Instructions to follow:
Examine each line of the data. Copy those that contain the string "tolerances".
---------- Data lines ----------
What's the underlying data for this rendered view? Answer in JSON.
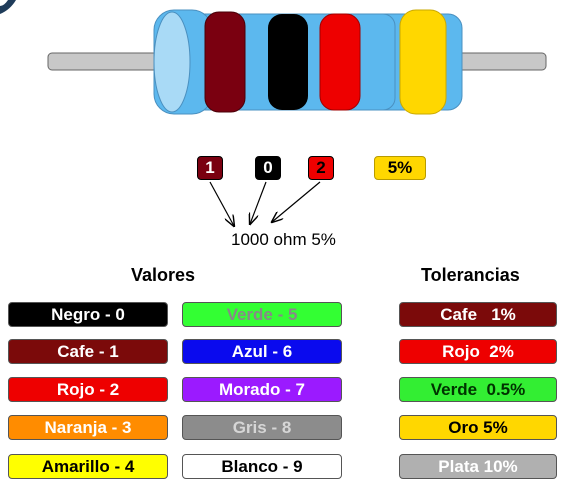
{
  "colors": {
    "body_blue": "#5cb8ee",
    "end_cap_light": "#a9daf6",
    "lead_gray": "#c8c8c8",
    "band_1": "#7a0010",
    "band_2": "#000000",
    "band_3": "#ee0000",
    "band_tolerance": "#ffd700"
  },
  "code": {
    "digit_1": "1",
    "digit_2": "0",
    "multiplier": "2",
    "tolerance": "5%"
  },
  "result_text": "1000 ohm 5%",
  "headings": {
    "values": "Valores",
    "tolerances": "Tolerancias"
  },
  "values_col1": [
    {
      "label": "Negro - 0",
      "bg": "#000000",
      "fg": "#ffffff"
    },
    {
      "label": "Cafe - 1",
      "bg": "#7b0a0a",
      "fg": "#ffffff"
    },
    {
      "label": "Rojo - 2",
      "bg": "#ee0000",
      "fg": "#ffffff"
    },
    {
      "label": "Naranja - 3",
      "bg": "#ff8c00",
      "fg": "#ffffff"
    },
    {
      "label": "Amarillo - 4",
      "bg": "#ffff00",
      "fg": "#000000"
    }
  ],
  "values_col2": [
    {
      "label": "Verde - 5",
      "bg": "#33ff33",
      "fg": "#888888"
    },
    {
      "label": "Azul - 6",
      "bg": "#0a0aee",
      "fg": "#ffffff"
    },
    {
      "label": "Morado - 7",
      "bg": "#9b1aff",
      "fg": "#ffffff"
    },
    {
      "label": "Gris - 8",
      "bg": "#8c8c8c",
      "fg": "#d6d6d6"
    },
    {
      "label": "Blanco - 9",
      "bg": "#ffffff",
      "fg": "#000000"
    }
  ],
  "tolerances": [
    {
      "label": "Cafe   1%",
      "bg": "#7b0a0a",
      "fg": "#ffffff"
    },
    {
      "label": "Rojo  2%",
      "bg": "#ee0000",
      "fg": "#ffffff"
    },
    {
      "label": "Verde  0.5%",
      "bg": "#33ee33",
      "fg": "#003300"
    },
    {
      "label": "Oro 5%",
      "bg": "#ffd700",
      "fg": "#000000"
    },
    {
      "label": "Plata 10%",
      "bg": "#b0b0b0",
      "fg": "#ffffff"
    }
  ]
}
----------
---------- Data lines ----------
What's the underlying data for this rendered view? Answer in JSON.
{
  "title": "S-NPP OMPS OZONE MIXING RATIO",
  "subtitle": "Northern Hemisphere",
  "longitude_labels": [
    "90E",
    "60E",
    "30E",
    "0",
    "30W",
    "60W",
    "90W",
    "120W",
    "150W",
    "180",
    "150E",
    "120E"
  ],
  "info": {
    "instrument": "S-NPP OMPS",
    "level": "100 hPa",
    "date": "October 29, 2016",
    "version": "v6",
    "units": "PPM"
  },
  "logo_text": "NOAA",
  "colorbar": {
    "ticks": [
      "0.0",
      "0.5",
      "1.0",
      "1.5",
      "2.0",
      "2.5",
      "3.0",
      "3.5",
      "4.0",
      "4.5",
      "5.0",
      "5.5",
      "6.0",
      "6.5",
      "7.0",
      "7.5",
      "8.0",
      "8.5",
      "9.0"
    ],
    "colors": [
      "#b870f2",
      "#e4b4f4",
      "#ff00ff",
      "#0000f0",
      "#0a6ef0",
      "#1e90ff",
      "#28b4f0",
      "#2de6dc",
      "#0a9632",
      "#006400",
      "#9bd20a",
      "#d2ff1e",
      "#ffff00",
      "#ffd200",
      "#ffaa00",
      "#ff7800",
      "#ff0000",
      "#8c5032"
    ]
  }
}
----------
Solution for this task:
    "tolerances": "Tolerancias"
  "tolerances": [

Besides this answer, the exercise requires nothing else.